* Start *

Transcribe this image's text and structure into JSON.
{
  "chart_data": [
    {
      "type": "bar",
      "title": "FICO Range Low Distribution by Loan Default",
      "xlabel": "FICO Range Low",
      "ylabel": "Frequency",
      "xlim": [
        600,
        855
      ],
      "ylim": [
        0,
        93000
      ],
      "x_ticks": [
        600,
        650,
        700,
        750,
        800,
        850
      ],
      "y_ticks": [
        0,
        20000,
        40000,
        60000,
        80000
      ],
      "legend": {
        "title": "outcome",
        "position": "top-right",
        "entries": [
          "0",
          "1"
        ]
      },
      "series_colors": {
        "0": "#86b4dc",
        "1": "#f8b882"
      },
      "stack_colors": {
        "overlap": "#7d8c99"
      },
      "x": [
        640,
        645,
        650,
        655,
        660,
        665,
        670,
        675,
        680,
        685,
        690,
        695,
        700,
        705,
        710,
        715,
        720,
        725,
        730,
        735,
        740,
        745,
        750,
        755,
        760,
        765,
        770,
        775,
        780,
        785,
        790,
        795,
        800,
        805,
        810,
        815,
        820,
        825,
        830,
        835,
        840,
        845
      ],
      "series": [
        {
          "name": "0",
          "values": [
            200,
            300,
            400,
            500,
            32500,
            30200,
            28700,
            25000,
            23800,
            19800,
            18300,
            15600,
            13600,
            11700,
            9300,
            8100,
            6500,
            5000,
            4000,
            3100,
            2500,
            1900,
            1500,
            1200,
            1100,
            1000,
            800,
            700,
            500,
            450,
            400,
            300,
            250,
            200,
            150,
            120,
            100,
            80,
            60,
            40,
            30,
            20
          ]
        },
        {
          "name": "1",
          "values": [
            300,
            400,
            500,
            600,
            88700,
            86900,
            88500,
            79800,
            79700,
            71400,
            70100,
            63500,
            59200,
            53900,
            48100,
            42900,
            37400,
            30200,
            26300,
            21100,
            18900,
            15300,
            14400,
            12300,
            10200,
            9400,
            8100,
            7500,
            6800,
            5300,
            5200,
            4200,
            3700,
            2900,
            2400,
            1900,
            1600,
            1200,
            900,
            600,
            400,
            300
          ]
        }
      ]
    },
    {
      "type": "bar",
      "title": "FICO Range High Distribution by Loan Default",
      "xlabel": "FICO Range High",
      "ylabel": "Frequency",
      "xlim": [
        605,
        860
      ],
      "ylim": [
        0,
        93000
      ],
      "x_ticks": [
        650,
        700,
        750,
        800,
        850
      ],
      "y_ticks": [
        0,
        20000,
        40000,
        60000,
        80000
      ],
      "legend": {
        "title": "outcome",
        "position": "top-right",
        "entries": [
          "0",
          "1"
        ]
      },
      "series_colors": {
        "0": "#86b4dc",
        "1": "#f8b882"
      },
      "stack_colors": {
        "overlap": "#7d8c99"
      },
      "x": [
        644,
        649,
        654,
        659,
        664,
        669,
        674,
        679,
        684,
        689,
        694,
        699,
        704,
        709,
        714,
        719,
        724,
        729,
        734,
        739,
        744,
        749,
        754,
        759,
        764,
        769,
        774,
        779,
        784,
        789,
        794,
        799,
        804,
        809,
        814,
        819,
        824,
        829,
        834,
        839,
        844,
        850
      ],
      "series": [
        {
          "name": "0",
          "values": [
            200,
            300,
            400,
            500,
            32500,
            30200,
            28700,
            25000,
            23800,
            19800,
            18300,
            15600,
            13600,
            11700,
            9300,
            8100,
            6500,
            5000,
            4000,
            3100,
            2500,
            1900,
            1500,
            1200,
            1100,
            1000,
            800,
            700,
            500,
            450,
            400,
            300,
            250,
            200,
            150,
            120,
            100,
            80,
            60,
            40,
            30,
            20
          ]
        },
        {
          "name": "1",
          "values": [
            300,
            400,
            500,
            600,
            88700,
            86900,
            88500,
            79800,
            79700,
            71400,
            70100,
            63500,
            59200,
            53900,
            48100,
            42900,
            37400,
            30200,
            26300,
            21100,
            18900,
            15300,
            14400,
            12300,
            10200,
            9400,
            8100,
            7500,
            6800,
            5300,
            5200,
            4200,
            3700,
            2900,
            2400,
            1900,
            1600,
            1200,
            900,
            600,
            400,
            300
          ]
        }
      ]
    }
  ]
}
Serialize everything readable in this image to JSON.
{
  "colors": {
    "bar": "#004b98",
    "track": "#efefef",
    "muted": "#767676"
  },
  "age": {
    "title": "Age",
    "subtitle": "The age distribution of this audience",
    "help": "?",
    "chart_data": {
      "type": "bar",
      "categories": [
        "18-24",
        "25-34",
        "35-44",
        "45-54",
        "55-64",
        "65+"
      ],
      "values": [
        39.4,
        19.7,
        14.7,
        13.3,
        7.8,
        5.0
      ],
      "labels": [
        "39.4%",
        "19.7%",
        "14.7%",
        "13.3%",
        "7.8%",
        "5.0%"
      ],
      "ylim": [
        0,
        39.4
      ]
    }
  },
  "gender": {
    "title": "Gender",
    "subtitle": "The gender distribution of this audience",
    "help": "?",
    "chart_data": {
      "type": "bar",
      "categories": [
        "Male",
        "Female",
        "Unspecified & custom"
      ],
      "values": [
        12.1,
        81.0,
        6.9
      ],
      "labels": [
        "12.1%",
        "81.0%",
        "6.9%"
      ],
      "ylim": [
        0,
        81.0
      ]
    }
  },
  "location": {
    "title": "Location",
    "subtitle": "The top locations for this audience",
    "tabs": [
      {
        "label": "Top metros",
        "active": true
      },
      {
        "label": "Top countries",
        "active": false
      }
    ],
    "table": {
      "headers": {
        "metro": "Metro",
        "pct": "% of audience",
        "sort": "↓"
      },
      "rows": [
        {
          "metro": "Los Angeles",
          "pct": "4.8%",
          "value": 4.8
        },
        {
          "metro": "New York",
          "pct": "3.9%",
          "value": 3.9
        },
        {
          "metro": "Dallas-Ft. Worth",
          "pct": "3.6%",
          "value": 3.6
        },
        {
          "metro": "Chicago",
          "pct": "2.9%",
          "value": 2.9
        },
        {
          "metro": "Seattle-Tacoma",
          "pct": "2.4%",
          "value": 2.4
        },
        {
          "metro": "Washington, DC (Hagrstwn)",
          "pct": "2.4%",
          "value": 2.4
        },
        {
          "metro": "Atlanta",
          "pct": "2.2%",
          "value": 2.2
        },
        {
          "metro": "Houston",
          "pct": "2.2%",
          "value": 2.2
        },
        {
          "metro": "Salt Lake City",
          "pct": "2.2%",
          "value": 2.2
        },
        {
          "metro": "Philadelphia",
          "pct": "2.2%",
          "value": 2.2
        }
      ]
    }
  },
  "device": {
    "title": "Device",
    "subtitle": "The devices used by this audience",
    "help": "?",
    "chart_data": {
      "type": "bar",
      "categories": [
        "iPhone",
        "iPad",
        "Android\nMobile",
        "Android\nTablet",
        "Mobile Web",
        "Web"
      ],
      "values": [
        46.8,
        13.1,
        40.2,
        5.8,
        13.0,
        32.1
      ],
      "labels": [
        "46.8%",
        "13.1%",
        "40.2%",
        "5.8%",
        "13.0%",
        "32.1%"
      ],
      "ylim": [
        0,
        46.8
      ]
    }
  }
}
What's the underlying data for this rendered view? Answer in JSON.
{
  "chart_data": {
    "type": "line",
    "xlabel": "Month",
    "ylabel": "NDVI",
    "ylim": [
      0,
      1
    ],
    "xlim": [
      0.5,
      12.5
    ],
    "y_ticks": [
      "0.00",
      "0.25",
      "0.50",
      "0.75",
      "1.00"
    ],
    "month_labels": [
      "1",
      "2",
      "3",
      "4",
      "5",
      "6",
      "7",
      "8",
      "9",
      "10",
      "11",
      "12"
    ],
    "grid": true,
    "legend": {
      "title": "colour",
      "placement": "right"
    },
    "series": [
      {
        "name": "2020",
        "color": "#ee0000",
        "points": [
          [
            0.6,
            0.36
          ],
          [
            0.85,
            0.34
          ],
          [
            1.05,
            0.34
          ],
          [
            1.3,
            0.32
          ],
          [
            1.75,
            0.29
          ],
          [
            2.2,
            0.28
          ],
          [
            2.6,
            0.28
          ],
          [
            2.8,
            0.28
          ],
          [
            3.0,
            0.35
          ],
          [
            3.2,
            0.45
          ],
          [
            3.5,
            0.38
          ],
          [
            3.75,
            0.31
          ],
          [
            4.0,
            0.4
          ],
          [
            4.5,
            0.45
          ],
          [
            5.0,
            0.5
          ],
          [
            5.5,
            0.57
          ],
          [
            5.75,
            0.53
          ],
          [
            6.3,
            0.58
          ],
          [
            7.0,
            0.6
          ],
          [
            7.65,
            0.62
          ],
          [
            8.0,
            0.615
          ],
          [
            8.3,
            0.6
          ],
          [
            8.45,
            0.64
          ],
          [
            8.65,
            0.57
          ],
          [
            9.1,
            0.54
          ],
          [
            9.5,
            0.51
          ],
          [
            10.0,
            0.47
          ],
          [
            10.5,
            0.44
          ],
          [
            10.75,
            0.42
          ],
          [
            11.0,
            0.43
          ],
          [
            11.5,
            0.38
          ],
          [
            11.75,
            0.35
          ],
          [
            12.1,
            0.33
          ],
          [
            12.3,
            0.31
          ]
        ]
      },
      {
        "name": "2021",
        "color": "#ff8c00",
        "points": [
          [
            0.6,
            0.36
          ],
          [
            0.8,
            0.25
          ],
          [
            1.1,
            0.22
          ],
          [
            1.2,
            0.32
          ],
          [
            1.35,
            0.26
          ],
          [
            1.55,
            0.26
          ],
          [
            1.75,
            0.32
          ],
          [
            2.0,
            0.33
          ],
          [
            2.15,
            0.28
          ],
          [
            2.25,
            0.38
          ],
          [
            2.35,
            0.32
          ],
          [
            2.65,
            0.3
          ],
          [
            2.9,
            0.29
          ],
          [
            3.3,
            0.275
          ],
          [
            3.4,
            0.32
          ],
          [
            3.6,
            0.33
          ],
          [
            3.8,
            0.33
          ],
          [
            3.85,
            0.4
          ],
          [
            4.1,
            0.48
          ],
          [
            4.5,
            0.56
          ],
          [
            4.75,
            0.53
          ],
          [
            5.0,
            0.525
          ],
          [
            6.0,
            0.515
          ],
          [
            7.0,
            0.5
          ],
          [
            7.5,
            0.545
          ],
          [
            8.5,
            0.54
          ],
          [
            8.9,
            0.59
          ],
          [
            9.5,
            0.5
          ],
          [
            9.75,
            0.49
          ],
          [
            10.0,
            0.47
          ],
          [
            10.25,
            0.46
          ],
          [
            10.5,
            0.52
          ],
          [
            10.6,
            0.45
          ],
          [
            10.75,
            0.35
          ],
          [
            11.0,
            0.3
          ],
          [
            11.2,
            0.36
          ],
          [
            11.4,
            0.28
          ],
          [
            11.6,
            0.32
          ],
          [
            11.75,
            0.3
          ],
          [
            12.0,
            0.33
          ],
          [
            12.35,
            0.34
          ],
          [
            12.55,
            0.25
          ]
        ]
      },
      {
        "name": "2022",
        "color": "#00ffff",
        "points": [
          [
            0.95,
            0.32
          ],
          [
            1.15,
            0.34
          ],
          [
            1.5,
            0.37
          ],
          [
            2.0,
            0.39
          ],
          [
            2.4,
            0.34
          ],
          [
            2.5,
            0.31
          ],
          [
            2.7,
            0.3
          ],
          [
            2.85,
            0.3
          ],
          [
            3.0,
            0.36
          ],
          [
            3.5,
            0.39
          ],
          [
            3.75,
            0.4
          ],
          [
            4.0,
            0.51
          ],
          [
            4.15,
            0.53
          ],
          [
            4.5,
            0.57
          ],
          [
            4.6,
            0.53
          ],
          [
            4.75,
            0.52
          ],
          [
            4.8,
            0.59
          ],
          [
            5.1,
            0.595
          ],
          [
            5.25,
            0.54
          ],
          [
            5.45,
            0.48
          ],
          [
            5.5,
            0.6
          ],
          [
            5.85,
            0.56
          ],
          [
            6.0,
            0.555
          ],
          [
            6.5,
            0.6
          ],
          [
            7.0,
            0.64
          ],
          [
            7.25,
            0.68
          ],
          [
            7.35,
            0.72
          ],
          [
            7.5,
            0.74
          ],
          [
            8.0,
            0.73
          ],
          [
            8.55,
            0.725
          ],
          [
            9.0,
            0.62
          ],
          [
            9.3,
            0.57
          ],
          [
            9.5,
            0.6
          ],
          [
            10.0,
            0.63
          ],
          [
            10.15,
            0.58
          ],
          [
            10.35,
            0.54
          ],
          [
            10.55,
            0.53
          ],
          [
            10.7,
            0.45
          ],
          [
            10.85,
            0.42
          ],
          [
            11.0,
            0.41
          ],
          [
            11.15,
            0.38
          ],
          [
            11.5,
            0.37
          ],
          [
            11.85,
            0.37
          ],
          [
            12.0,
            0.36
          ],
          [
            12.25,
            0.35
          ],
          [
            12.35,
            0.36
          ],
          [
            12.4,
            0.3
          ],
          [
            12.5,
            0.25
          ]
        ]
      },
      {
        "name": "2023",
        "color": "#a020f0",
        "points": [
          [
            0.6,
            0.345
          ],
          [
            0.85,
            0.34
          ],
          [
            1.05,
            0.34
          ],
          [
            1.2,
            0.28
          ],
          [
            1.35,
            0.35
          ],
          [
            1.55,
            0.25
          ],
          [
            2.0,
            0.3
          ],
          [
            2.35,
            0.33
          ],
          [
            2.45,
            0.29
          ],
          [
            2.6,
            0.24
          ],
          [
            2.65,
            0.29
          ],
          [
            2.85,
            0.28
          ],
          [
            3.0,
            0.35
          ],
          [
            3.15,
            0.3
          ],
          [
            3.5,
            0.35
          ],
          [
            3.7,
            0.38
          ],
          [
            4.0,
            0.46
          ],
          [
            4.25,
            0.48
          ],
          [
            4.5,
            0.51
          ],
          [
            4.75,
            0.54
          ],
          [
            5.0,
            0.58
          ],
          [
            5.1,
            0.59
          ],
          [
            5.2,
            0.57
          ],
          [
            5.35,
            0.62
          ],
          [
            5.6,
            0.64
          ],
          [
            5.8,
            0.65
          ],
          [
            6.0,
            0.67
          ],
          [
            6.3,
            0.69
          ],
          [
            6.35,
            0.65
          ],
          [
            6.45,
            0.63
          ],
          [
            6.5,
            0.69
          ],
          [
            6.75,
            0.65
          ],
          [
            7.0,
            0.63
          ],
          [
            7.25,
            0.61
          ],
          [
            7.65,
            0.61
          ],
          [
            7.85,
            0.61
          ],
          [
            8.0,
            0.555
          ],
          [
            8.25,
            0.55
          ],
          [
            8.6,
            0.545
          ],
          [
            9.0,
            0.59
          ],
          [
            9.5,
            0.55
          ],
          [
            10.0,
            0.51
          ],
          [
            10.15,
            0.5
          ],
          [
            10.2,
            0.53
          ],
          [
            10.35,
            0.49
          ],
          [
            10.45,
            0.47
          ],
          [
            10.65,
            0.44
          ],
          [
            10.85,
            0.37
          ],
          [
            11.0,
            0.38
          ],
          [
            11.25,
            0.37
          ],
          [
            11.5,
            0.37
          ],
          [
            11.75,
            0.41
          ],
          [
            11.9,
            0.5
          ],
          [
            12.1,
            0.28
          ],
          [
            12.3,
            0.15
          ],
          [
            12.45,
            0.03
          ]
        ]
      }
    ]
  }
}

* End *

GIVEN EXERCISE: What is the number of lines that hold the string "audience"? Give it alone.

ANSWER IN FULL: 5